╭─ DATA IN THIS EXERCISE

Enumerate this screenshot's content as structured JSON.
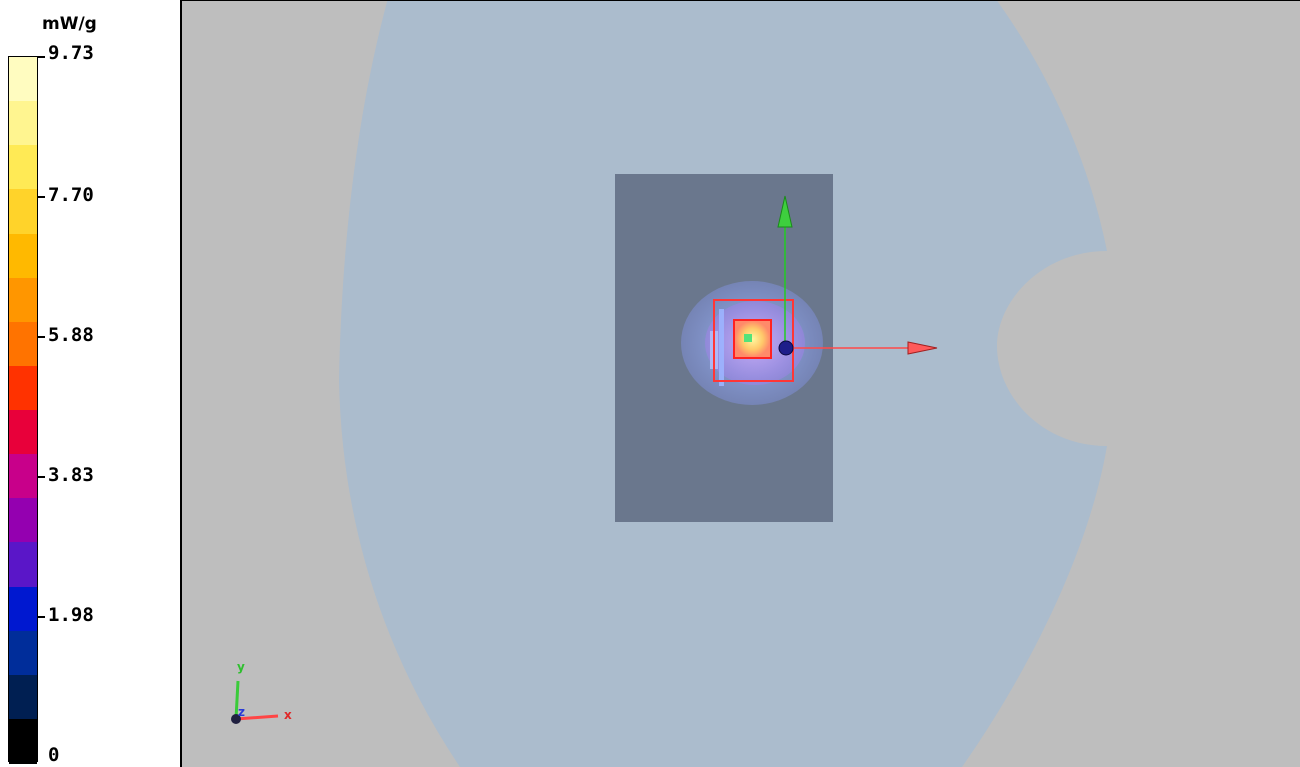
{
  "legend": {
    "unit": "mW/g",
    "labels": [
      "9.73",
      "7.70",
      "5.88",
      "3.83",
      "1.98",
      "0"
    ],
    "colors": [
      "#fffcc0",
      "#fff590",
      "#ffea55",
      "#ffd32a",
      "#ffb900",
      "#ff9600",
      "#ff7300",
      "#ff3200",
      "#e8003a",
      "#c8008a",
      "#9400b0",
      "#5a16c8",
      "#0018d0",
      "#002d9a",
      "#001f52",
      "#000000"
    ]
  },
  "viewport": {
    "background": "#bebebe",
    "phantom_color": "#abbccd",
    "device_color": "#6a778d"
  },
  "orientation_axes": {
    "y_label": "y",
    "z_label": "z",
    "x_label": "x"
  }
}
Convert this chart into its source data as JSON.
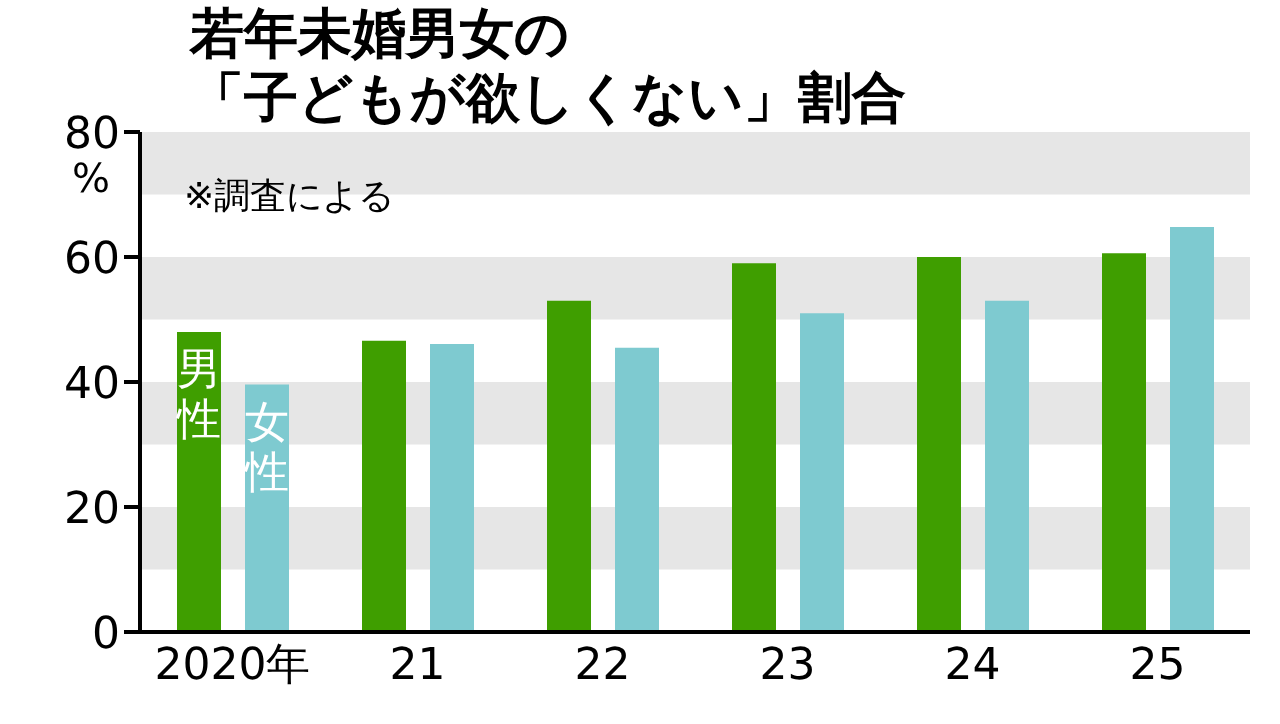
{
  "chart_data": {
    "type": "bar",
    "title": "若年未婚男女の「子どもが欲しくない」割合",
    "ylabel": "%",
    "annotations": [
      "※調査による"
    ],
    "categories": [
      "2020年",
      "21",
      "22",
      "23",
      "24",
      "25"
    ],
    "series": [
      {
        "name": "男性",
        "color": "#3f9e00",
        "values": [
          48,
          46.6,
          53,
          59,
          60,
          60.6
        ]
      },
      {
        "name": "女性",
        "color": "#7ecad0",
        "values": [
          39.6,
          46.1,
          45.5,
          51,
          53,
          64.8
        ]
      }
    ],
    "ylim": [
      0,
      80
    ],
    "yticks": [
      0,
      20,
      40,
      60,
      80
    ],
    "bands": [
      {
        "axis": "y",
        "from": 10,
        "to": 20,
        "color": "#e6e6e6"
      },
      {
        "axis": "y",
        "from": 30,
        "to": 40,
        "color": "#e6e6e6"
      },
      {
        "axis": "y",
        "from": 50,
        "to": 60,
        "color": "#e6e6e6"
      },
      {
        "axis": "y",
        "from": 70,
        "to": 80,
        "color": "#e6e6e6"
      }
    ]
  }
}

╰─

Go through the preceding material and copy each line that has the word "JSON".

Enumerate this screenshot's content as structured JSON.
Convert this chart into its source data as JSON.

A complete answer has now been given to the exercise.